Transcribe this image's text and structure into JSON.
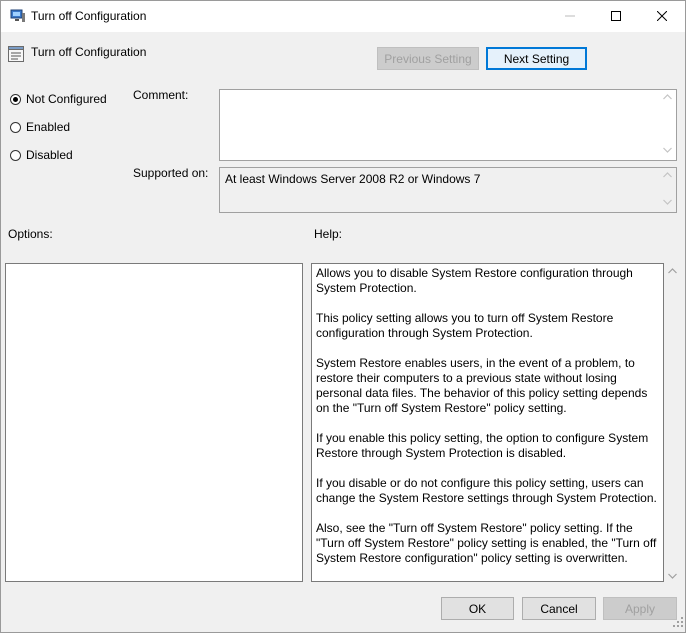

*****

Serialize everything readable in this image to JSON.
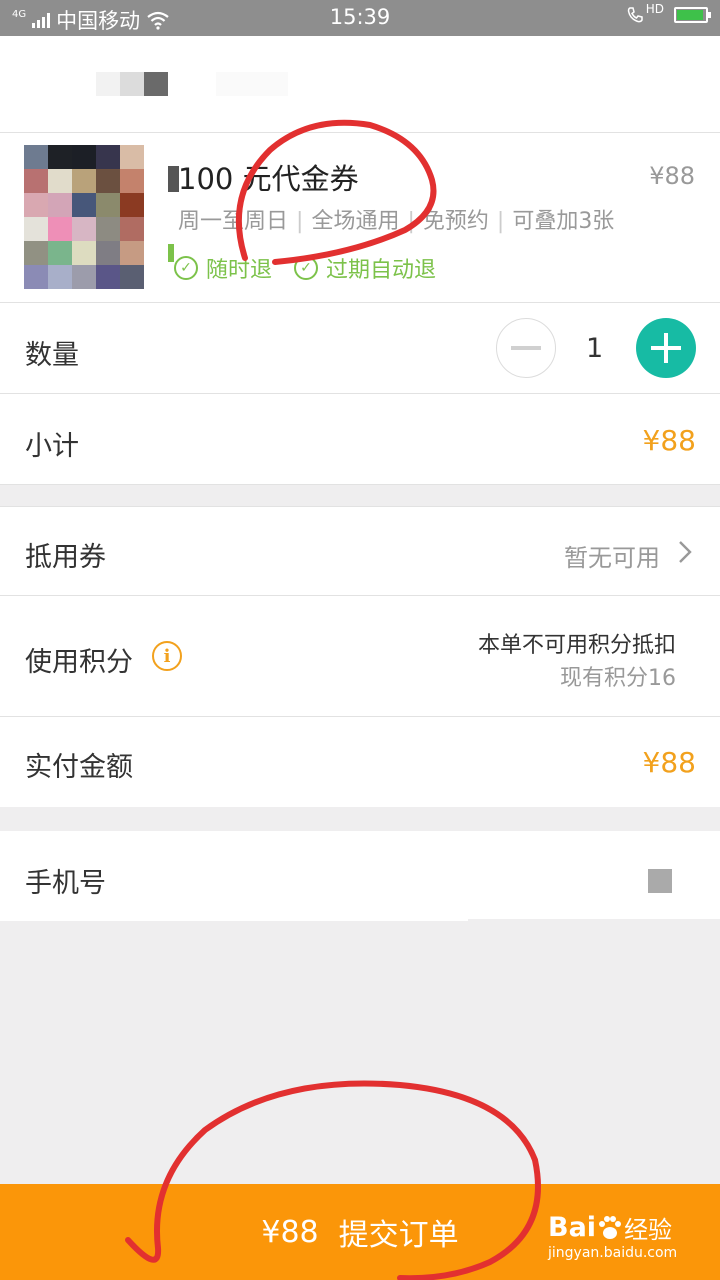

*****

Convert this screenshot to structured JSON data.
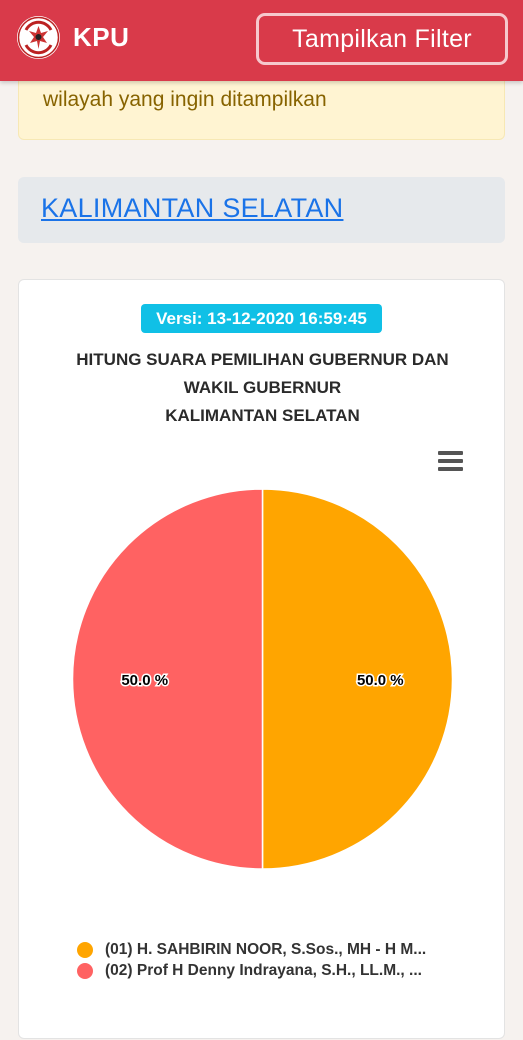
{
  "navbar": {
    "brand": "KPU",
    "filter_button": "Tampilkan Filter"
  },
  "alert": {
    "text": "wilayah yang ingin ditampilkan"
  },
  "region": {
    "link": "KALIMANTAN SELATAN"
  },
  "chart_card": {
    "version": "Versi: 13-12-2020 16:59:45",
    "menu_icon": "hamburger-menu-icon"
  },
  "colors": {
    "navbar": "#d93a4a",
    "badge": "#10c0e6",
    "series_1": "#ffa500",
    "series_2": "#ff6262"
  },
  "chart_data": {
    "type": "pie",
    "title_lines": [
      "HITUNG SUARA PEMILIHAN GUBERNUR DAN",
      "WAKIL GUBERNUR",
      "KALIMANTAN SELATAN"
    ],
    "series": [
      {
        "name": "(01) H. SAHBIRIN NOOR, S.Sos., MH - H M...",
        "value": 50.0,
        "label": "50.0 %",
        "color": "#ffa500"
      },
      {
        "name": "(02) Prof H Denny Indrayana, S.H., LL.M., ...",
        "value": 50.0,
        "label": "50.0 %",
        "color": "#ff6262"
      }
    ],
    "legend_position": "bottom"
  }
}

*****

The problem: Within the records, how many lines include "image"? The answer is the number and nothing else.

The solution: 2